#### The task:
Lines that include the word "JSON" are the ones to copy.

#### Given records:
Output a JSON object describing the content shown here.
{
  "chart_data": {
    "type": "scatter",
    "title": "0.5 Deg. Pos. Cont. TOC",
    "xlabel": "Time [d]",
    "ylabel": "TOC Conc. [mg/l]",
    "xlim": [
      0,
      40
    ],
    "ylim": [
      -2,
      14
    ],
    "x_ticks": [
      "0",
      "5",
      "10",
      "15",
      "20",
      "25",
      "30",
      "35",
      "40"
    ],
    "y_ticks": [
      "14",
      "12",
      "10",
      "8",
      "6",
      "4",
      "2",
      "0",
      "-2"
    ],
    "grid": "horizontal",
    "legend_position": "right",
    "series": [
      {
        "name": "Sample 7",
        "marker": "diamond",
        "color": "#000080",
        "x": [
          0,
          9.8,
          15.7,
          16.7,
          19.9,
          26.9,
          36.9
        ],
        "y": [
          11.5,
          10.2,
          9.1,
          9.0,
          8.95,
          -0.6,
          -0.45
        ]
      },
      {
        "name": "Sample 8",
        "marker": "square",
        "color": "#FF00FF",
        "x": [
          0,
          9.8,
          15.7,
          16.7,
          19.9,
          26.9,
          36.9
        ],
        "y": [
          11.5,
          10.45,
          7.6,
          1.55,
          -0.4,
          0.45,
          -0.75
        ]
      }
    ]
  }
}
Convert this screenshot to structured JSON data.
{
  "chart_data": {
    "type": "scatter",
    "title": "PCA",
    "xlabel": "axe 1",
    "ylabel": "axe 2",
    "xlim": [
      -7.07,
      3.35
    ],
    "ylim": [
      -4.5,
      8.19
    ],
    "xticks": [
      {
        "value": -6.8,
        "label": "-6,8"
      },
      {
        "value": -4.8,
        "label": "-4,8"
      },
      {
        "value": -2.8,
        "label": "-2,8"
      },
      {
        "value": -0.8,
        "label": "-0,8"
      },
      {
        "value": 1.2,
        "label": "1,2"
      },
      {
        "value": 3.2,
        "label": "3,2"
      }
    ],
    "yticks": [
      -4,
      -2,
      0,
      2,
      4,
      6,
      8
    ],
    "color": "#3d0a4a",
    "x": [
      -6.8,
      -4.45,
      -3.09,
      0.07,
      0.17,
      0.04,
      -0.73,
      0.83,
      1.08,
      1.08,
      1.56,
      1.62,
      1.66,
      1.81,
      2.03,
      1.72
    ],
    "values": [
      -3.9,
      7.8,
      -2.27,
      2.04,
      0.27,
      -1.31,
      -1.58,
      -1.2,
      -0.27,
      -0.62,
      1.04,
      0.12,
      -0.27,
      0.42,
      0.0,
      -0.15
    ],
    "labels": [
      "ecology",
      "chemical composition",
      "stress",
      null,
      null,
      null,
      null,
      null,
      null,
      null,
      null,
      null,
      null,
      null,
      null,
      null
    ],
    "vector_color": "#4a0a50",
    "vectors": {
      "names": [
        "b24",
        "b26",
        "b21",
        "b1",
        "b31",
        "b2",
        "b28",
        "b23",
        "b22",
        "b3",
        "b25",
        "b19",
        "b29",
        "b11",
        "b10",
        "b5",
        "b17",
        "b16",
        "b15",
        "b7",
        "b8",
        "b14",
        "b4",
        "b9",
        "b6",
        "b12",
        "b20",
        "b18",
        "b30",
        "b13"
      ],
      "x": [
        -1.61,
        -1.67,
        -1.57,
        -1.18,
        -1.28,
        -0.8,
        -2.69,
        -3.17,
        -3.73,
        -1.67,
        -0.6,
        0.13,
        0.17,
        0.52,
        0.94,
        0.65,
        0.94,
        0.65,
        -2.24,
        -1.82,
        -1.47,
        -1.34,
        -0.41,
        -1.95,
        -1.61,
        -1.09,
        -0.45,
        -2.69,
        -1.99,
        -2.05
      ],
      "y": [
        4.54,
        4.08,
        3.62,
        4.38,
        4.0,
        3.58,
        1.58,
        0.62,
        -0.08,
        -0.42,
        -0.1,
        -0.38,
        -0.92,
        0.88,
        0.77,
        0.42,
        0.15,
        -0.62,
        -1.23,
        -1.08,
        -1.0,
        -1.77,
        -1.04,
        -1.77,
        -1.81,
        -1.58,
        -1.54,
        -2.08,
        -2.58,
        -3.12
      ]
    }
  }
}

#### Result below:
Output a JSON object describing the content shown here.
Convert this screenshot to structured JSON data.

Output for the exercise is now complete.